Record extracts
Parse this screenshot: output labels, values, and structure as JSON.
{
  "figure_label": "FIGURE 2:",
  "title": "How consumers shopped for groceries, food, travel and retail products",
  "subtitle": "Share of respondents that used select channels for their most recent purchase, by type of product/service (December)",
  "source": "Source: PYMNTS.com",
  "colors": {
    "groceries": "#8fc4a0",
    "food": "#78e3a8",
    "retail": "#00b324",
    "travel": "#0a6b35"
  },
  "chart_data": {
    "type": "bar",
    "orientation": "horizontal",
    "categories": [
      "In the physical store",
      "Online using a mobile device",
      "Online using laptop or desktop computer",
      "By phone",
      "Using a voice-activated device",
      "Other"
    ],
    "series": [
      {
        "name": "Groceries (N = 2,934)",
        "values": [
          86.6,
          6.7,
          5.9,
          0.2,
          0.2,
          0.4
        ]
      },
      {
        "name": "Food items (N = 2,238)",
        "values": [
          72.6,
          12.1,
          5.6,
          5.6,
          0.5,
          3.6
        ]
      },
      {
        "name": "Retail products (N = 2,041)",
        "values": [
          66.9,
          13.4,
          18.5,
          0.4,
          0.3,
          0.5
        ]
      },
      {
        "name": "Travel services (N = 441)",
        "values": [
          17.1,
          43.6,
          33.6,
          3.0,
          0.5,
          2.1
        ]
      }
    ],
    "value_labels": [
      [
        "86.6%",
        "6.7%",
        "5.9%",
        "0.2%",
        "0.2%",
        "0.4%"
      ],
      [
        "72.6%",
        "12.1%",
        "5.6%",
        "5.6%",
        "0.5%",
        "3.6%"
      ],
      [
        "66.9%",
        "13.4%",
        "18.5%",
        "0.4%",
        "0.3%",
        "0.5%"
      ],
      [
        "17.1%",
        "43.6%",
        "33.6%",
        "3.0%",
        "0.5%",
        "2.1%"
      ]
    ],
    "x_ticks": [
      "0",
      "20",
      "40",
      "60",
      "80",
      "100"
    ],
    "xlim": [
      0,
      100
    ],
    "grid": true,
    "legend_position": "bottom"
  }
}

Stated exercise
Each line of the material above must be retyped precisely.

Solution to this problem
Parse this screenshot: output labels, values, and structure as JSON.
{
  "figure_label": "FIGURE 2:",
  "title": "How consumers shopped for groceries, food, travel and retail products",
  "subtitle": "Share of respondents that used select channels for their most recent purchase, by type of product/service (December)",
  "source": "Source: PYMNTS.com",
  "colors": {
    "groceries": "#8fc4a0",
    "food": "#78e3a8",
    "retail": "#00b324",
    "travel": "#0a6b35"
  },
  "chart_data": {
    "type": "bar",
    "orientation": "horizontal",
    "categories": [
      "In the physical store",
      "Online using a mobile device",
      "Online using laptop or desktop computer",
      "By phone",
      "Using a voice-activated device",
      "Other"
    ],
    "series": [
      {
        "name": "Groceries (N = 2,934)",
        "values": [
          86.6,
          6.7,
          5.9,
          0.2,
          0.2,
          0.4
        ]
      },
      {
        "name": "Food items (N = 2,238)",
        "values": [
          72.6,
          12.1,
          5.6,
          5.6,
          0.5,
          3.6
        ]
      },
      {
        "name": "Retail products (N = 2,041)",
        "values": [
          66.9,
          13.4,
          18.5,
          0.4,
          0.3,
          0.5
        ]
      },
      {
        "name": "Travel services (N = 441)",
        "values": [
          17.1,
          43.6,
          33.6,
          3.0,
          0.5,
          2.1
        ]
      }
    ],
    "value_labels": [
      [
        "86.6%",
        "6.7%",
        "5.9%",
        "0.2%",
        "0.2%",
        "0.4%"
      ],
      [
        "72.6%",
        "12.1%",
        "5.6%",
        "5.6%",
        "0.5%",
        "3.6%"
      ],
      [
        "66.9%",
        "13.4%",
        "18.5%",
        "0.4%",
        "0.3%",
        "0.5%"
      ],
      [
        "17.1%",
        "43.6%",
        "33.6%",
        "3.0%",
        "0.5%",
        "2.1%"
      ]
    ],
    "x_ticks": [
      "0",
      "20",
      "40",
      "60",
      "80",
      "100"
    ],
    "xlim": [
      0,
      100
    ],
    "grid": true,
    "legend_position": "bottom"
  }
}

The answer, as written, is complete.